[Rows from a dataset]

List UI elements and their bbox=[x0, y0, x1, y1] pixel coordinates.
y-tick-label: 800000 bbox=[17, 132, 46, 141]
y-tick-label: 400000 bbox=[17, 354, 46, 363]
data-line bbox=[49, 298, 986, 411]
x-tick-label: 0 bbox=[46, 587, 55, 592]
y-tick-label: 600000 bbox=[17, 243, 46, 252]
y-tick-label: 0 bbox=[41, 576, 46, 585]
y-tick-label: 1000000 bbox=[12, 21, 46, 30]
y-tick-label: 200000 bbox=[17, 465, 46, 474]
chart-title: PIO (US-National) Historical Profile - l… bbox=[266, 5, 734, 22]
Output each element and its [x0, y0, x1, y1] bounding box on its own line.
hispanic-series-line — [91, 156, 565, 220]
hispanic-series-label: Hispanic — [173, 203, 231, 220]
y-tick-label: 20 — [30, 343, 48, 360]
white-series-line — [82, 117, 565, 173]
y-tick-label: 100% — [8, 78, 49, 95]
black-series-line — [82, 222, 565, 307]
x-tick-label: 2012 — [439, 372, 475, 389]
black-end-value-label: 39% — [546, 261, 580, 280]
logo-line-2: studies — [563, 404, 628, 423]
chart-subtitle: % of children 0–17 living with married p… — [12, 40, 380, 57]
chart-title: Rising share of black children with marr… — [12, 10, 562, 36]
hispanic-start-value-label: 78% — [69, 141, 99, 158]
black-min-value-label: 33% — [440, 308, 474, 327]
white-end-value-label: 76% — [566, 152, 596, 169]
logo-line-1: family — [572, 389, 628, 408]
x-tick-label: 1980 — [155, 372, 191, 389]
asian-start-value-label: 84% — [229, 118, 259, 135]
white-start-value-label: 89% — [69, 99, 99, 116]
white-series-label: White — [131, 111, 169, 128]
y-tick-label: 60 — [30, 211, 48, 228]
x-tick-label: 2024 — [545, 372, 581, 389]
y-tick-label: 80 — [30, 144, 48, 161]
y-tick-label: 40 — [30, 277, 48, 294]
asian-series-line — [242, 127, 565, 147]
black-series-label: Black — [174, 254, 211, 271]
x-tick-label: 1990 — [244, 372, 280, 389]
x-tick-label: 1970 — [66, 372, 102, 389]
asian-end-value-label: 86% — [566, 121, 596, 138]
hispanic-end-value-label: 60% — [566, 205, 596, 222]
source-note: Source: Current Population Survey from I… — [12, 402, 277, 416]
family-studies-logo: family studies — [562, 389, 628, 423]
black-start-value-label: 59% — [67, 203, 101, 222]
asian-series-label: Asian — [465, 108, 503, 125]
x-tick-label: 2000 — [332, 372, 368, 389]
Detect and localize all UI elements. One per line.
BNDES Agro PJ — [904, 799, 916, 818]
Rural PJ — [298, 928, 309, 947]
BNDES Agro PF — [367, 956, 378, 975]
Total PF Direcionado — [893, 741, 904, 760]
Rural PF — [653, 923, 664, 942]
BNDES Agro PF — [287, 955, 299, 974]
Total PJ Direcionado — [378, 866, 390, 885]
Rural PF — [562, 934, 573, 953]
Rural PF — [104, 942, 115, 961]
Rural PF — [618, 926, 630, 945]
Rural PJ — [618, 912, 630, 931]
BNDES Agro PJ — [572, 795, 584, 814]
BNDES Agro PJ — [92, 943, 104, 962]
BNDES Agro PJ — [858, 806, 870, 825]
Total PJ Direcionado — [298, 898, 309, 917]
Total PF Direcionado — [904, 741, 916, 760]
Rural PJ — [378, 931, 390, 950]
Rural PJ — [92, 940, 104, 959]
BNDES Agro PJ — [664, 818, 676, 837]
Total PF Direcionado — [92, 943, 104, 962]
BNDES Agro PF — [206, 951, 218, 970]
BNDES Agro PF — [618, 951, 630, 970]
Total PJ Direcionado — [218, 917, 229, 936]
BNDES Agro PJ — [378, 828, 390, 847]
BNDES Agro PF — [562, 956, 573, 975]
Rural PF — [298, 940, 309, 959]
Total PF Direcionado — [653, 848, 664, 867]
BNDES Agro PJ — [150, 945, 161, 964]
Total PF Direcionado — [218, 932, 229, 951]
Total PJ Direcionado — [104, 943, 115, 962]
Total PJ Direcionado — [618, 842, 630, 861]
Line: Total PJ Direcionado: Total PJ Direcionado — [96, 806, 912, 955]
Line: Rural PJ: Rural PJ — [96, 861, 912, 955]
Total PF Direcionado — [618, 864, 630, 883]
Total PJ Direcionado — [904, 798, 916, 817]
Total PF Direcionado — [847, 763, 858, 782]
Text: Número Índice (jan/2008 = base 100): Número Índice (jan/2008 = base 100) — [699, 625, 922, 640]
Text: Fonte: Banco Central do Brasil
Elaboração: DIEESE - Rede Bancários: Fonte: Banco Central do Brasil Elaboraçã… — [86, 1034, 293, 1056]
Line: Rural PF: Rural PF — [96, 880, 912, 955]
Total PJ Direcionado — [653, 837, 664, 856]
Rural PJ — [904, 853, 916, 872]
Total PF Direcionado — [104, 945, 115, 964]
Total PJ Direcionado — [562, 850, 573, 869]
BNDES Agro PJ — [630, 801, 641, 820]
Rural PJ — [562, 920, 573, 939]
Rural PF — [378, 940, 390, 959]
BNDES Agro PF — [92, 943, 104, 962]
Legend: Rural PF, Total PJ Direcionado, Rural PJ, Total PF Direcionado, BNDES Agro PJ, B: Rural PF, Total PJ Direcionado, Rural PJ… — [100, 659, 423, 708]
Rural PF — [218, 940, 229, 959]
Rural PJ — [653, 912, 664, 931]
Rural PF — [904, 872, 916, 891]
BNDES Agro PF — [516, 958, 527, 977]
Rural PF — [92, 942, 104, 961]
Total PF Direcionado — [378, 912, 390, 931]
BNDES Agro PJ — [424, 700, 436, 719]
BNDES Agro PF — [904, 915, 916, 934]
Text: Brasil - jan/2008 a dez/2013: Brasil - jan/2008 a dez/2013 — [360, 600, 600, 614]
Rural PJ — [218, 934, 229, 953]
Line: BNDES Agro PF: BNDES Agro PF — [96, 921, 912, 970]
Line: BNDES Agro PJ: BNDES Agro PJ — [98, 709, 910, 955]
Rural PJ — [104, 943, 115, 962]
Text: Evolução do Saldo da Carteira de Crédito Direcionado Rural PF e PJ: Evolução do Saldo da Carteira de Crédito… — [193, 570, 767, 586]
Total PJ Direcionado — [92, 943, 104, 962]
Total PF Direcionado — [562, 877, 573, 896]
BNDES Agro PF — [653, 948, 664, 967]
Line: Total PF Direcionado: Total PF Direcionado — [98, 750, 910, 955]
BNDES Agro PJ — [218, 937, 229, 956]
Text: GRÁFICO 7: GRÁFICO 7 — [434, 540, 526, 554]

Given request:
Switch every "x-tick-label" in the items above to "x-axis-label" and write all the items out again with nothing else changed.

Complete response:
List UI elements and their bbox=[x0, y0, x1, y1] pixel coordinates.
y-tick-label: 800000 bbox=[17, 132, 46, 141]
y-tick-label: 400000 bbox=[17, 354, 46, 363]
data-line bbox=[49, 298, 986, 411]
x-axis-label: 0 bbox=[46, 587, 55, 592]
y-tick-label: 600000 bbox=[17, 243, 46, 252]
y-tick-label: 0 bbox=[41, 576, 46, 585]
y-tick-label: 1000000 bbox=[12, 21, 46, 30]
y-tick-label: 200000 bbox=[17, 465, 46, 474]
chart-title: PIO (US-National) Historical Profile - l… bbox=[266, 5, 734, 22]
Output each element and its [x0, y0, x1, y1] bounding box on its own line.
hispanic-series-line — [91, 156, 565, 220]
hispanic-series-label: Hispanic — [173, 203, 231, 220]
y-tick-label: 20 — [30, 343, 48, 360]
white-series-line — [82, 117, 565, 173]
y-tick-label: 100% — [8, 78, 49, 95]
black-series-line — [82, 222, 565, 307]
x-axis-label: 2012 — [439, 372, 475, 389]
black-end-value-label: 39% — [546, 261, 580, 280]
logo-line-2: studies — [563, 404, 628, 423]
chart-subtitle: % of children 0–17 living with married p… — [12, 40, 380, 57]
chart-title: Rising share of black children with marr… — [12, 10, 562, 36]
hispanic-start-value-label: 78% — [69, 141, 99, 158]
black-min-value-label: 33% — [440, 308, 474, 327]
white-end-value-label: 76% — [566, 152, 596, 169]
logo-line-1: family — [572, 389, 628, 408]
x-axis-label: 1980 — [155, 372, 191, 389]
asian-start-value-label: 84% — [229, 118, 259, 135]
white-start-value-label: 89% — [69, 99, 99, 116]
white-series-label: White — [131, 111, 169, 128]
y-tick-label: 60 — [30, 211, 48, 228]
x-axis-label: 2024 — [545, 372, 581, 389]
y-tick-label: 80 — [30, 144, 48, 161]
y-tick-label: 40 — [30, 277, 48, 294]
asian-series-line — [242, 127, 565, 147]
black-series-label: Black — [174, 254, 211, 271]
x-axis-label: 1990 — [244, 372, 280, 389]
x-axis-label: 1970 — [66, 372, 102, 389]
asian-end-value-label: 86% — [566, 121, 596, 138]
hispanic-end-value-label: 60% — [566, 205, 596, 222]
source-note: Source: Current Population Survey from I… — [12, 402, 277, 416]
family-studies-logo: family studies — [562, 389, 628, 423]
black-start-value-label: 59% — [67, 203, 101, 222]
asian-series-label: Asian — [465, 108, 503, 125]
x-axis-label: 2000 — [332, 372, 368, 389]
Detect and localize all UI elements. One per line.
BNDES Agro PJ — [904, 799, 916, 818]
Rural PJ — [298, 928, 309, 947]
BNDES Agro PF — [367, 956, 378, 975]
Total PF Direcionado — [893, 741, 904, 760]
Rural PF — [653, 923, 664, 942]
BNDES Agro PF — [287, 955, 299, 974]
Total PJ Direcionado — [378, 866, 390, 885]
Rural PF — [562, 934, 573, 953]
Rural PF — [104, 942, 115, 961]
Rural PF — [618, 926, 630, 945]
Rural PJ — [618, 912, 630, 931]
BNDES Agro PJ — [572, 795, 584, 814]
BNDES Agro PJ — [92, 943, 104, 962]
BNDES Agro PJ — [858, 806, 870, 825]
Total PJ Direcionado — [298, 898, 309, 917]
Total PF Direcionado — [904, 741, 916, 760]
Rural PJ — [378, 931, 390, 950]
Rural PJ — [92, 940, 104, 959]
BNDES Agro PJ — [664, 818, 676, 837]
Total PF Direcionado — [92, 943, 104, 962]
BNDES Agro PF — [206, 951, 218, 970]
BNDES Agro PF — [618, 951, 630, 970]
Total PJ Direcionado — [218, 917, 229, 936]
BNDES Agro PJ — [378, 828, 390, 847]
BNDES Agro PF — [562, 956, 573, 975]
Rural PF — [298, 940, 309, 959]
Total PF Direcionado — [653, 848, 664, 867]
BNDES Agro PJ — [150, 945, 161, 964]
Total PF Direcionado — [218, 932, 229, 951]
Total PJ Direcionado — [104, 943, 115, 962]
Total PJ Direcionado — [618, 842, 630, 861]
Line: Total PJ Direcionado: Total PJ Direcionado — [96, 806, 912, 955]
Line: Rural PJ: Rural PJ — [96, 861, 912, 955]
Total PF Direcionado — [618, 864, 630, 883]
Total PJ Direcionado — [904, 798, 916, 817]
Total PF Direcionado — [847, 763, 858, 782]
Text: Número Índice (jan/2008 = base 100): Número Índice (jan/2008 = base 100) — [699, 625, 922, 640]
Text: Fonte: Banco Central do Brasil
Elaboração: DIEESE - Rede Bancários: Fonte: Banco Central do Brasil Elaboraçã… — [86, 1034, 293, 1056]
Line: Rural PF: Rural PF — [96, 880, 912, 955]
Total PJ Direcionado — [653, 837, 664, 856]
Rural PJ — [904, 853, 916, 872]
Total PF Direcionado — [104, 945, 115, 964]
Total PJ Direcionado — [562, 850, 573, 869]
BNDES Agro PJ — [630, 801, 641, 820]
Rural PJ — [562, 920, 573, 939]
Rural PF — [378, 940, 390, 959]
BNDES Agro PF — [92, 943, 104, 962]
Legend: Rural PF, Total PJ Direcionado, Rural PJ, Total PF Direcionado, BNDES Agro PJ, B: Rural PF, Total PJ Direcionado, Rural PJ… — [100, 659, 423, 708]
Rural PF — [218, 940, 229, 959]
Rural PJ — [653, 912, 664, 931]
Rural PF — [904, 872, 916, 891]
BNDES Agro PF — [516, 958, 527, 977]
Rural PF — [92, 942, 104, 961]
Total PF Direcionado — [378, 912, 390, 931]
BNDES Agro PJ — [424, 700, 436, 719]
BNDES Agro PF — [904, 915, 916, 934]
Text: Brasil - jan/2008 a dez/2013: Brasil - jan/2008 a dez/2013 — [360, 600, 600, 614]
Rural PJ — [218, 934, 229, 953]
Line: BNDES Agro PF: BNDES Agro PF — [96, 921, 912, 970]
Line: BNDES Agro PJ: BNDES Agro PJ — [98, 709, 910, 955]
Rural PJ — [104, 943, 115, 962]
Text: Evolução do Saldo da Carteira de Crédito Direcionado Rural PF e PJ: Evolução do Saldo da Carteira de Crédito… — [193, 570, 767, 586]
Total PJ Direcionado — [92, 943, 104, 962]
Total PF Direcionado — [562, 877, 573, 896]
BNDES Agro PF — [653, 948, 664, 967]
Line: Total PF Direcionado: Total PF Direcionado — [98, 750, 910, 955]
BNDES Agro PJ — [218, 937, 229, 956]
Text: GRÁFICO 7: GRÁFICO 7 — [434, 540, 526, 554]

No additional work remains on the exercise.